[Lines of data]
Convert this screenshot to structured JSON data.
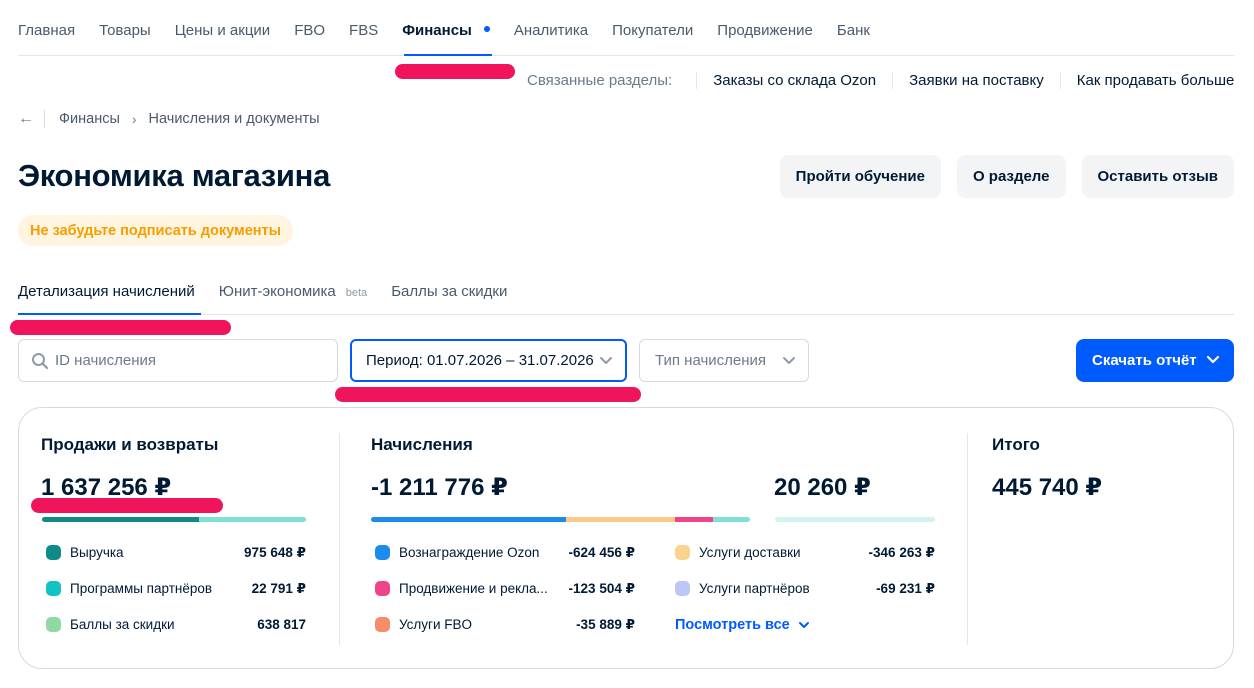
{
  "nav": {
    "items": [
      "Главная",
      "Товары",
      "Цены и акции",
      "FBO",
      "FBS",
      "Финансы",
      "Аналитика",
      "Покупатели",
      "Продвижение",
      "Банк"
    ],
    "active": "Финансы"
  },
  "related": {
    "label": "Связанные разделы:",
    "links": [
      "Заказы со склада Ozon",
      "Заявки на поставку",
      "Как продавать больше"
    ]
  },
  "breadcrumb": [
    "Финансы",
    "Начисления и документы"
  ],
  "page_title": "Экономика магазина",
  "header_buttons": [
    "Пройти обучение",
    "О разделе",
    "Оставить отзыв"
  ],
  "notice": "Не забудьте подписать документы",
  "tabs": [
    {
      "label": "Детализация начислений",
      "badge": ""
    },
    {
      "label": "Юнит-экономика",
      "badge": "beta"
    },
    {
      "label": "Баллы за скидки",
      "badge": ""
    }
  ],
  "filters": {
    "search_placeholder": "ID начисления",
    "period_label": "Период: 01.07.2026 – 31.07.2026",
    "type_placeholder": "Тип начисления",
    "download_label": "Скачать отчёт"
  },
  "summary": {
    "sales": {
      "title": "Продажи и возвраты",
      "total": "1 637 256 ₽",
      "rows": [
        {
          "label": "Выручка",
          "value": "975 648 ₽",
          "color": "#0e8a87"
        },
        {
          "label": "Программы партнёров",
          "value": "22 791 ₽",
          "color": "#13c2c2"
        },
        {
          "label": "Баллы за скидки",
          "value": "638 817",
          "color": "#8ed9a4"
        }
      ],
      "bar": [
        {
          "color": "#0e8a87",
          "share": 0.596
        },
        {
          "color": "#7fe0d8",
          "share": 0.404
        }
      ]
    },
    "charges": {
      "title": "Начисления",
      "total": "-1 211 776 ₽",
      "secondary_total": "20 260 ₽",
      "rows_left": [
        {
          "label": "Вознаграждение Ozon",
          "value": "-624 456 ₽",
          "color": "#1a8cf0"
        },
        {
          "label": "Продвижение и рекла...",
          "value": "-123 504 ₽",
          "color": "#f0448a"
        },
        {
          "label": "Услуги FBO",
          "value": "-35 889 ₽",
          "color": "#f58d6a"
        }
      ],
      "rows_right": [
        {
          "label": "Услуги доставки",
          "value": "-346 263 ₽",
          "color": "#fbd38f"
        },
        {
          "label": "Услуги партнёров",
          "value": "-69 231 ₽",
          "color": "#bcc6f7"
        }
      ],
      "see_all": "Посмотреть все",
      "bar": [
        {
          "color": "#1a8cf0",
          "share": 0.515
        },
        {
          "color": "#fbc98a",
          "share": 0.286
        },
        {
          "color": "#f0448a",
          "share": 0.102
        },
        {
          "color": "#7fe0d8",
          "share": 0.097
        }
      ],
      "secondary_bar_color": "#d3f3f1"
    },
    "total": {
      "title": "Итого",
      "value": "445 740 ₽"
    }
  }
}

EXERCISE PROMPT:
Filter out every line that lacks the word "Продвижение", and copy the rest.

RESULT OF THE EXERCISE:
      "Продвижение",
          "label": "Продвижение и рекла...",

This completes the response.